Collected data
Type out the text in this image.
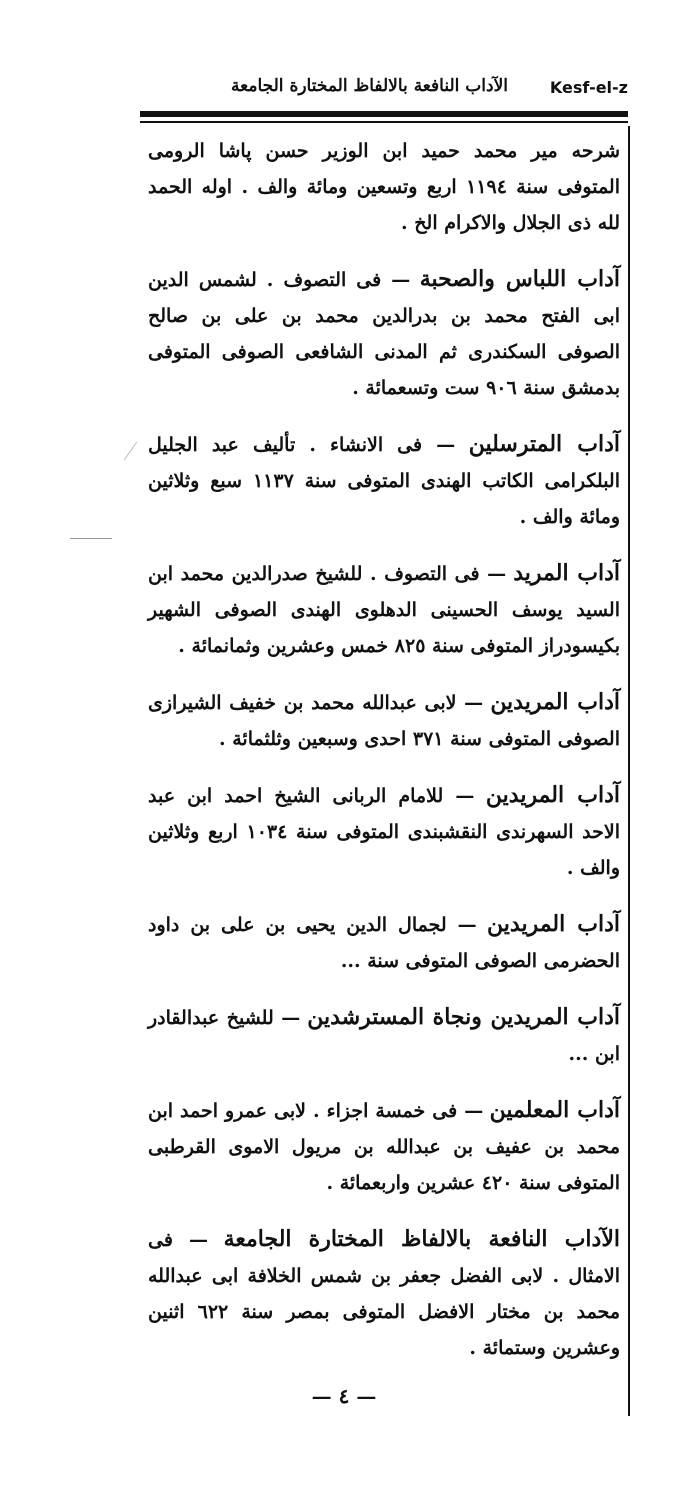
الآداب النافعة بالالفاظ المختارة الجامعة	Kesf-el-z

شرحه مير محمد حميد ابن الوزير حسن پاشا الرومی المتوفی سنة ١١٩٤ اربع وتسعين ومائة والف . اوله الحمد لله ذی الجلال والاكرام الخ .

آداب اللباس والصحبة — فی التصوف . لشمس الدین ابی الفتح محمد بن بدرالدین محمد بن علی بن صالح الصوفی السكندری ثم المدنی الشافعی الصوفی المتوفی بدمشق سنة ٩٠٦ ست وتسعمائة .

آداب المترسلين — فی الانشاء . تألیف عبد الجلیل البلكرامی الكاتب الهندی المتوفی سنة ١١٣٧ سبع وثلاثین ومائة والف .

آداب المريد — فی التصوف . للشیخ صدرالدین محمد ابن السید یوسف الحسینی الدهلوی الهندی الصوفی الشهیر بكیسودراز المتوفی سنة ٨٢٥ خمس وعشرین وثمانمائة .

آداب المريدين — لابی عبدالله محمد بن خفیف الشیرازی الصوفی المتوفی سنة ٣٧١ احدی وسبعین وثلثمائة .

آداب المريدين — للامام الربانی الشیخ احمد ابن عبد الاحد السهرندی النقشبندی المتوفی سنة ١٠٣٤ اربع وثلاثین والف .

آداب المريدين — لجمال الدین یحیی بن علی بن داود الحضرمی الصوفی المتوفی سنة ...

آداب المريدين ونجاة المسترشدين — للشیخ عبدالقادر ابن ...

آداب المعلمين — فی خمسة اجزاء . لابی عمرو احمد ابن محمد بن عفیف بن عبدالله بن مریول الاموی القرطبی المتوفی سنة ٤٢٠ عشرین واربعمائة .

الآداب النافعة بالالفاظ المختارة الجامعة — فی الامثال . لابی الفضل جعفر بن شمس الخلافة ابی عبدالله محمد بن مختار الافضل المتوفی بمصر سنة ٦٢٢ اثنین وعشرین وستمائة .

— ٤ —
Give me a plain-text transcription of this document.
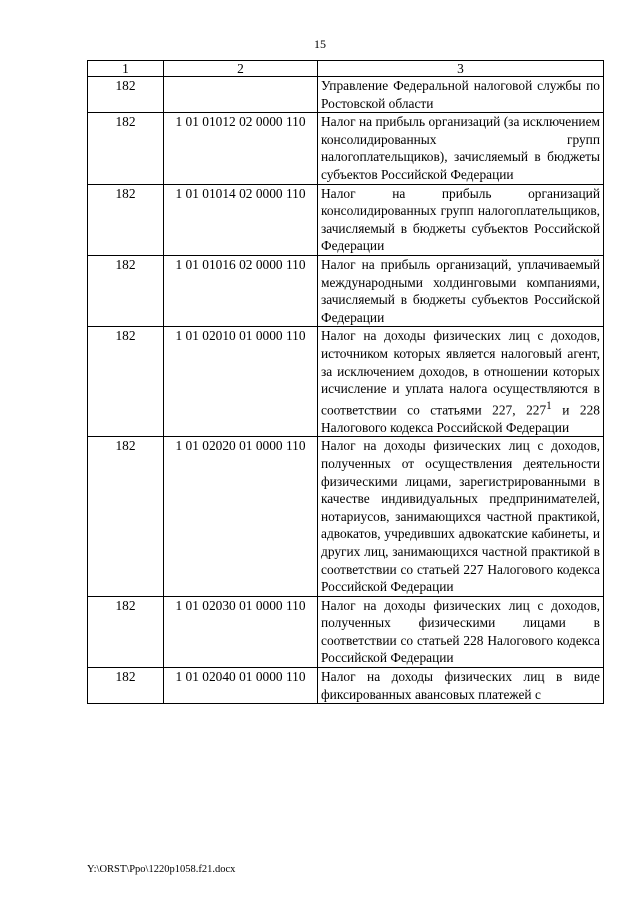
15
1	2	3
182		Управление Федеральной налоговой службы по Ростовской области
182	1 01 01012 02 0000 110	Налог на прибыль организаций (за исключением консолидированных групп налогоплательщиков), зачисляемый в бюджеты субъектов Российской Федерации
182	1 01 01014 02 0000 110	Налог на прибыль организаций консолидированных групп налогоплательщиков, зачисляемый в бюджеты субъектов Российской Федерации
182	1 01 01016 02 0000 110	Налог на прибыль организаций, уплачиваемый международными холдинговыми компаниями, зачисляемый в бюджеты субъектов Российской Федерации
182	1 01 02010 01 0000 110	Налог на доходы физических лиц с доходов, источником которых является налоговый агент, за исключением доходов, в отношении которых исчисление и уплата налога осуществляются в соответствии со статьями 227, $227^1$ и 228 Налогового кодекса Российской Федерации
182	1 01 02020 01 0000 110	Налог на доходы физических лиц с доходов, полученных от осуществления деятельности физическими лицами, зарегистрированными в качестве индивидуальных предпринимателей, нотариусов, занимающихся частной практикой, адвокатов, учредивших адвокатские кабинеты, и других лиц, занимающихся частной практикой в соответствии со статьей 227 Налогового кодекса Российской Федерации
182	1 01 02030 01 0000 110	Налог на доходы физических лиц с доходов, полученных физическими лицами в соответствии со статьей 228 Налогового кодекса Российской Федерации
182	1 01 02040 01 0000 110	Налог на доходы физических лиц в виде фиксированных авансовых платежей с
Y:\ORST\Ppo\1220p1058.f21.docx
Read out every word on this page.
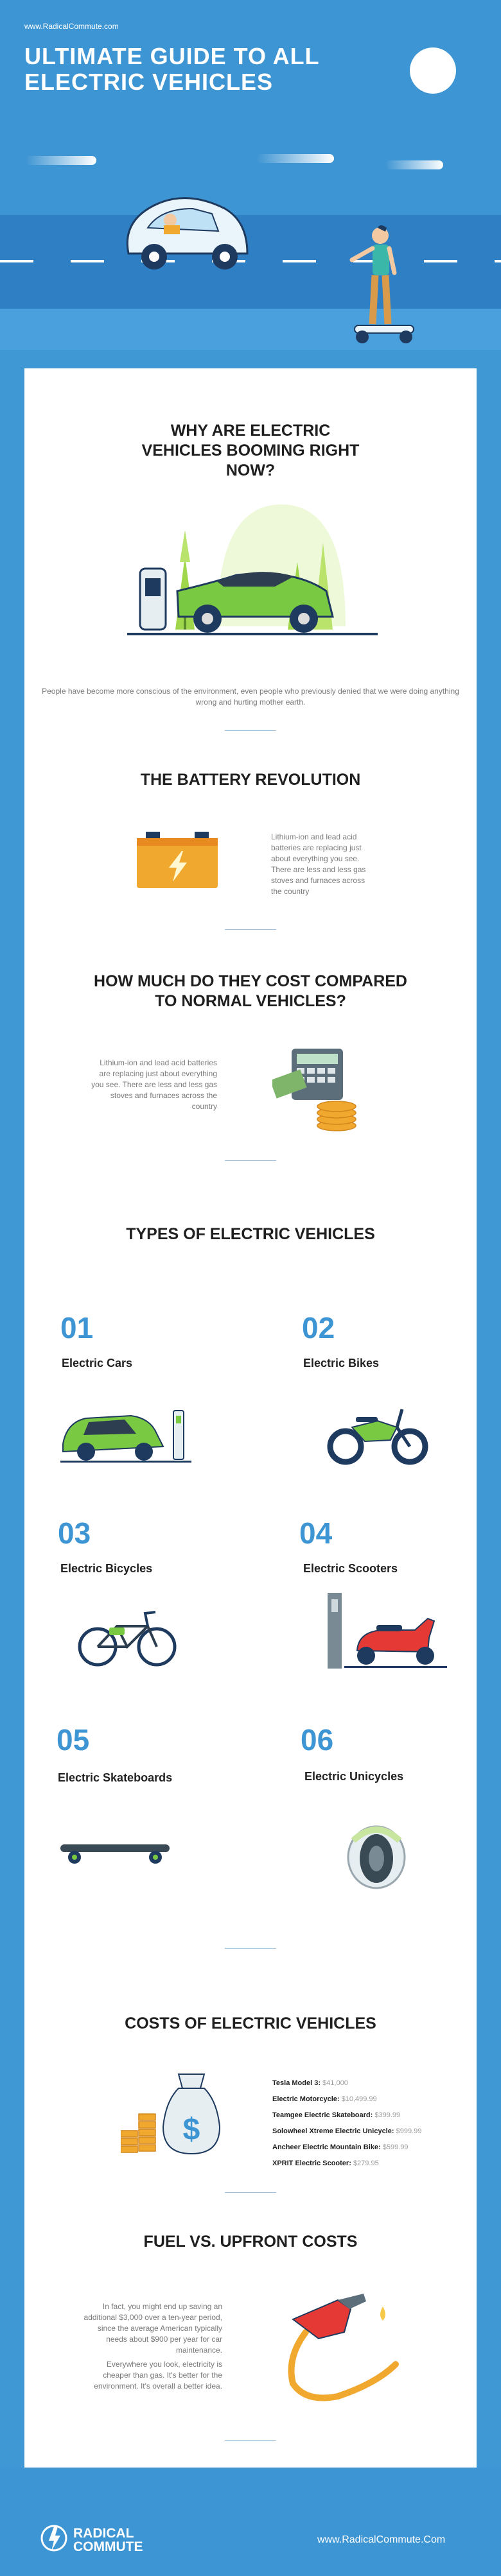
www.RadicalCommute.com
ULTIMATE GUIDE TO ALL ELECTRIC VEHICLES
WHY ARE ELECTRIC VEHICLES BOOMING RIGHT NOW?
People have become more conscious of the environment, even people who previously denied that we were doing anything wrong and hurting mother earth.
THE BATTERY REVOLUTION
Lithium-ion and lead acid batteries are replacing just about everything you see. There are less and less gas stoves and furnaces across the country
HOW MUCH DO THEY COST COMPARED TO NORMAL VEHICLES?
Lithium-ion and lead acid batteries are replacing just about everything you see. There are less and less gas stoves and furnaces across the country
TYPES OF ELECTRIC VEHICLES
01
Electric Cars
02
Electric Bikes
03
Electric Bicycles
04
Electric Scooters
05
Electric Skateboards
06
Electric Unicycles
COSTS OF ELECTRIC VEHICLES
$
Tesla Model 3: $41,000
Electric Motorcycle: $10,499.99
Teamgee Electric Skateboard: $399.99
Solowheel Xtreme Electric Unicycle: $999.99
Ancheer Electric Mountain Bike: $599.99
XPRIT Electric Scooter: $279.95
FUEL VS. UPFRONT COSTS
In fact, you might end up saving an additional $3,000 over a ten-year period, since the average American typically needs about $900 per year for car maintenance.
Everywhere you look, electricity is cheaper than gas. It's better for the environment. It's overall a better idea.
RADICAL
COMMUTE	www.RadicalCommute.Com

# TASK TO COMPLETE:
Every line of text is to be repeated exactly; pictures are left out.

# FINAL ANSWER:
Type out the text in this image.
الآداب النافعة بالالفاظ المختارة الجامعة	Kesf-el-z

شرحه مير محمد حميد ابن الوزير حسن پاشا الرومی المتوفی سنة ١١٩٤ اربع وتسعين ومائة والف . اوله الحمد لله ذی الجلال والاكرام الخ .

آداب اللباس والصحبة — فی التصوف . لشمس الدین ابی الفتح محمد بن بدرالدین محمد بن علی بن صالح الصوفی السكندری ثم المدنی الشافعی الصوفی المتوفی بدمشق سنة ٩٠٦ ست وتسعمائة .

آداب المترسلين — فی الانشاء . تألیف عبد الجلیل البلكرامی الكاتب الهندی المتوفی سنة ١١٣٧ سبع وثلاثین ومائة والف .

آداب المريد — فی التصوف . للشیخ صدرالدین محمد ابن السید یوسف الحسینی الدهلوی الهندی الصوفی الشهیر بكیسودراز المتوفی سنة ٨٢٥ خمس وعشرین وثمانمائة .

آداب المريدين — لابی عبدالله محمد بن خفیف الشیرازی الصوفی المتوفی سنة ٣٧١ احدی وسبعین وثلثمائة .

آداب المريدين — للامام الربانی الشیخ احمد ابن عبد الاحد السهرندی النقشبندی المتوفی سنة ١٠٣٤ اربع وثلاثین والف .

آداب المريدين — لجمال الدین یحیی بن علی بن داود الحضرمی الصوفی المتوفی سنة ...

آداب المريدين ونجاة المسترشدين — للشیخ عبدالقادر ابن ...

آداب المعلمين — فی خمسة اجزاء . لابی عمرو احمد ابن محمد بن عفیف بن عبدالله بن مریول الاموی القرطبی المتوفی سنة ٤٢٠ عشرین واربعمائة .

الآداب النافعة بالالفاظ المختارة الجامعة — فی الامثال . لابی الفضل جعفر بن شمس الخلافة ابی عبدالله محمد بن مختار الافضل المتوفی بمصر سنة ٦٢٢ اثنین وعشرین وستمائة .

— ٤ —
Give me a plain-text transcription of this document.
15
1	2	3
182		Управление Федеральной налоговой службы по Ростовской области
182	1 01 01012 02 0000 110	Налог на прибыль организаций (за исключением консолидированных групп налогоплательщиков), зачисляемый в бюджеты субъектов Российской Федерации
182	1 01 01014 02 0000 110	Налог на прибыль организаций консолидированных групп налогоплательщиков, зачисляемый в бюджеты субъектов Российской Федерации
182	1 01 01016 02 0000 110	Налог на прибыль организаций, уплачиваемый международными холдинговыми компаниями, зачисляемый в бюджеты субъектов Российской Федерации
182	1 01 02010 01 0000 110	Налог на доходы физических лиц с доходов, источником которых является налоговый агент, за исключением доходов, в отношении которых исчисление и уплата налога осуществляются в соответствии со статьями 227, $227^1$ и 228 Налогового кодекса Российской Федерации
182	1 01 02020 01 0000 110	Налог на доходы физических лиц с доходов, полученных от осуществления деятельности физическими лицами, зарегистрированными в качестве индивидуальных предпринимателей, нотариусов, занимающихся частной практикой, адвокатов, учредивших адвокатские кабинеты, и других лиц, занимающихся частной практикой в соответствии со статьей 227 Налогового кодекса Российской Федерации
182	1 01 02030 01 0000 110	Налог на доходы физических лиц с доходов, полученных физическими лицами в соответствии со статьей 228 Налогового кодекса Российской Федерации
182	1 01 02040 01 0000 110	Налог на доходы физических лиц в виде фиксированных авансовых платежей с
Y:\ORST\Ppo\1220p1058.f21.docx
Read out every word on this page.
www.RadicalCommute.com
ULTIMATE GUIDE TO ALL ELECTRIC VEHICLES
WHY ARE ELECTRIC VEHICLES BOOMING RIGHT NOW?
People have become more conscious of the environment, even people who previously denied that we were doing anything wrong and hurting mother earth.
THE BATTERY REVOLUTION
Lithium-ion and lead acid batteries are replacing just about everything you see. There are less and less gas stoves and furnaces across the country
HOW MUCH DO THEY COST COMPARED TO NORMAL VEHICLES?
Lithium-ion and lead acid batteries are replacing just about everything you see. There are less and less gas stoves and furnaces across the country
TYPES OF ELECTRIC VEHICLES
01
Electric Cars
02
Electric Bikes
03
Electric Bicycles
04
Electric Scooters
05
Electric Skateboards
06
Electric Unicycles
COSTS OF ELECTRIC VEHICLES
$
Tesla Model 3: $41,000
Electric Motorcycle: $10,499.99
Teamgee Electric Skateboard: $399.99
Solowheel Xtreme Electric Unicycle: $999.99
Ancheer Electric Mountain Bike: $599.99
XPRIT Electric Scooter: $279.95
FUEL VS. UPFRONT COSTS
In fact, you might end up saving an additional $3,000 over a ten-year period, since the average American typically needs about $900 per year for car maintenance.
Everywhere you look, electricity is cheaper than gas. It's better for the environment. It's overall a better idea.
RADICAL
COMMUTE	www.RadicalCommute.Com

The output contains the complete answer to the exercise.